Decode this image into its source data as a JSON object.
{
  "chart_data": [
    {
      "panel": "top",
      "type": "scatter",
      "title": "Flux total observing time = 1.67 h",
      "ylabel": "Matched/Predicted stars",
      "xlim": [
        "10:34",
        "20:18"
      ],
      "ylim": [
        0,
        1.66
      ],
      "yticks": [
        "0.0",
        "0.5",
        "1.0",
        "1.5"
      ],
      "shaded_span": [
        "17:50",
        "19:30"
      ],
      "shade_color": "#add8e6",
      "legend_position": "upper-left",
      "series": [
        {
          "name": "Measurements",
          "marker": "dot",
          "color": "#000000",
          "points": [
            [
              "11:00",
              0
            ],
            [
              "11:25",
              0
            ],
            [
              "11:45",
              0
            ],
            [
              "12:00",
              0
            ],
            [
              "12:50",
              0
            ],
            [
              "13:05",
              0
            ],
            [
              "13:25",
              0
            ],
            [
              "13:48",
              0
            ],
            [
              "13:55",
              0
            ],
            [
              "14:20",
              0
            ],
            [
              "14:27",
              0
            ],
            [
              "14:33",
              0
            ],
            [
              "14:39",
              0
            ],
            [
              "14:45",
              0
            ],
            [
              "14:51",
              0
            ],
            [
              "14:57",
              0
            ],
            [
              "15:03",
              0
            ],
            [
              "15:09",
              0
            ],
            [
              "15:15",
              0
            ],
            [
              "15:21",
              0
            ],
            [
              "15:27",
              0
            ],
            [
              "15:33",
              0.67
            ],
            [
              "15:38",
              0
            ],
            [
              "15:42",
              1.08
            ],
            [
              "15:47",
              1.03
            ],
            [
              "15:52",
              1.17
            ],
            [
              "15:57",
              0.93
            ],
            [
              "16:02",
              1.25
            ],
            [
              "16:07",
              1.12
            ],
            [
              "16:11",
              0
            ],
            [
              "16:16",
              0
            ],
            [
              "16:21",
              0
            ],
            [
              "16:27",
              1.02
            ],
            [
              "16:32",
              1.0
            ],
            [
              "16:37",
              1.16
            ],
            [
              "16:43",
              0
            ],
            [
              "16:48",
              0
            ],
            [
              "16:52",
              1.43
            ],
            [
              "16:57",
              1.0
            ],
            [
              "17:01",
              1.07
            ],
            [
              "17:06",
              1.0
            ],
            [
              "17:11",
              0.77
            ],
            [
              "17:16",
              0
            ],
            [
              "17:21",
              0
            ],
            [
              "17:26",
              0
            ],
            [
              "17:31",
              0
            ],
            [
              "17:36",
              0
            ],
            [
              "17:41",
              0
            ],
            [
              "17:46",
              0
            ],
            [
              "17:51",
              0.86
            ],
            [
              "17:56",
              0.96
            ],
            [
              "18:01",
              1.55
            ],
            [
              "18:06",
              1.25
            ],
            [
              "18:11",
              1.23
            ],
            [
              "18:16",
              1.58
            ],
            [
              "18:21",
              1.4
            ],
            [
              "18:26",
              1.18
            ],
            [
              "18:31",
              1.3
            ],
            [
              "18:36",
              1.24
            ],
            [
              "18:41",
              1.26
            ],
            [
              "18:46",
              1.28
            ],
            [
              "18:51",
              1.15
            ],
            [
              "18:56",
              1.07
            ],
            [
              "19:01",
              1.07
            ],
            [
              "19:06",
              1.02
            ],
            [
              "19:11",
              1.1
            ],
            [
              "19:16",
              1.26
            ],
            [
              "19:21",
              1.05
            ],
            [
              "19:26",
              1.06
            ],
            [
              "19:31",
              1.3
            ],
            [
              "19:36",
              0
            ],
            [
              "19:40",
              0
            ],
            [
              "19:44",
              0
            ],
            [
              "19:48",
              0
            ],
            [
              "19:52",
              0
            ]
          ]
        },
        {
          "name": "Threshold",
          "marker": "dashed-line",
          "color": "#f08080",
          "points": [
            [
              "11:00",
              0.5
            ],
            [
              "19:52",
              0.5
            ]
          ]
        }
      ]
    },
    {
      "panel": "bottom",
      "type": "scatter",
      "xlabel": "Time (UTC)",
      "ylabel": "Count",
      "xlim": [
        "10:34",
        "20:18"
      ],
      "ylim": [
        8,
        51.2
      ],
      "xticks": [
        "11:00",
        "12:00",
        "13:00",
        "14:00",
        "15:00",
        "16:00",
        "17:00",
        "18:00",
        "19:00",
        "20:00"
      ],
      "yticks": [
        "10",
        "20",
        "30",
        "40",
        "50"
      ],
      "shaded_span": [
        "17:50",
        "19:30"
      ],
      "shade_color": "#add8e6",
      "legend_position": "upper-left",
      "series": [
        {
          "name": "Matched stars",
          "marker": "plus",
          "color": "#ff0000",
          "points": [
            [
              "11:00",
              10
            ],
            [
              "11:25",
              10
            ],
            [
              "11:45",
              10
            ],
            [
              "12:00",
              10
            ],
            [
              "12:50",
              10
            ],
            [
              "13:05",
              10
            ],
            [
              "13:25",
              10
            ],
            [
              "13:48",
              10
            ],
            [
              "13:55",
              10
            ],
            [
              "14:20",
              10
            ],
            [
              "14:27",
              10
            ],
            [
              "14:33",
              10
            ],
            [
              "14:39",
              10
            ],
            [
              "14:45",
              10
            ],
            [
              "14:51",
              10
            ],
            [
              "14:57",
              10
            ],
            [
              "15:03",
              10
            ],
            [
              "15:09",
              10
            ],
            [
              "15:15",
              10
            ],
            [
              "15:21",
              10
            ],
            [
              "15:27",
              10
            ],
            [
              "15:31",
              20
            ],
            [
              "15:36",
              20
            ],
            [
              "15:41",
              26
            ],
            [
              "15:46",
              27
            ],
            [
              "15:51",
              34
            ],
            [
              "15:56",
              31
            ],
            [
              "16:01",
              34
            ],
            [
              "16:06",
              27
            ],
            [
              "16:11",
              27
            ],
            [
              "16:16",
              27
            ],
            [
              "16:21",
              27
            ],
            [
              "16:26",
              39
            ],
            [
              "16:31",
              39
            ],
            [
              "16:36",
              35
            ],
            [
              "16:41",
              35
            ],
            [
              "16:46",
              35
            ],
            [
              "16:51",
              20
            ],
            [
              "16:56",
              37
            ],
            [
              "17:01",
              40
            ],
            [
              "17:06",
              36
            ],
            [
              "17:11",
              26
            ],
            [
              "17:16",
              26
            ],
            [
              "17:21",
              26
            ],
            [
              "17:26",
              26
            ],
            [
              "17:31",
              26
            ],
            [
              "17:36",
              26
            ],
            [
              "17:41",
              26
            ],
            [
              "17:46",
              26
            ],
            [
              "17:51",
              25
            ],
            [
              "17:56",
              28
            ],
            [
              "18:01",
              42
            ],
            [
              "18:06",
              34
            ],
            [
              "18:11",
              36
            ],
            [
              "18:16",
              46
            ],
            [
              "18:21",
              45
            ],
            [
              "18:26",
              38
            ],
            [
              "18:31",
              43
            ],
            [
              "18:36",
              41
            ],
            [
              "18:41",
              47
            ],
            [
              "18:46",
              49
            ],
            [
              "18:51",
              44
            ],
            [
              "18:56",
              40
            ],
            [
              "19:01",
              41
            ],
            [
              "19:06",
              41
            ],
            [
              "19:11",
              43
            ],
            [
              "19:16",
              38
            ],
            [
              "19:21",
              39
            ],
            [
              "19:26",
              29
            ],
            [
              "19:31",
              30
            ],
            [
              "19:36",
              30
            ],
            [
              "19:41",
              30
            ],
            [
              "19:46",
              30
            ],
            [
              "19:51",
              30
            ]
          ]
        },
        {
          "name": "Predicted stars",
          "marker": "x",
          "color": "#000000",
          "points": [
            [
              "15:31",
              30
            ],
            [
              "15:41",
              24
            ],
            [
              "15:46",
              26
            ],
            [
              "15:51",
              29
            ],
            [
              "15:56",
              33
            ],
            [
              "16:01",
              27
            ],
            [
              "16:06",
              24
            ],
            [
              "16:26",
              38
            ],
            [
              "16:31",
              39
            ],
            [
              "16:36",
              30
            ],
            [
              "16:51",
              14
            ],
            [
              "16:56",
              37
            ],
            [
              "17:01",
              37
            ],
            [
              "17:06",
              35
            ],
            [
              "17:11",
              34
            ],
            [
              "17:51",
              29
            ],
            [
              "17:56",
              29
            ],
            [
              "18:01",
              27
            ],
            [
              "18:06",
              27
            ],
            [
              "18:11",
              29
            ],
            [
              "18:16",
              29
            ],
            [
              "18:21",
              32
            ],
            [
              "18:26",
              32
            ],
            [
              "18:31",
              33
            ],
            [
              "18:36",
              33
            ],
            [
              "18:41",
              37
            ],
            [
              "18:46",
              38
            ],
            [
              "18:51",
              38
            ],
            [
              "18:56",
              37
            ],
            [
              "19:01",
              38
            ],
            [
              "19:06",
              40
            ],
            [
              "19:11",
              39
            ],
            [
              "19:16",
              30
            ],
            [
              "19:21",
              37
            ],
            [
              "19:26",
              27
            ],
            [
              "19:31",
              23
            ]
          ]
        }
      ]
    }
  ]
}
• • • • • • •
**Aim:**
From the records above, copy every line that holds the word "stars".

**Solution for this problem:**
      "ylabel": "Matched/Predicted stars",
          "name": "Matched stars",
          "name": "Predicted stars",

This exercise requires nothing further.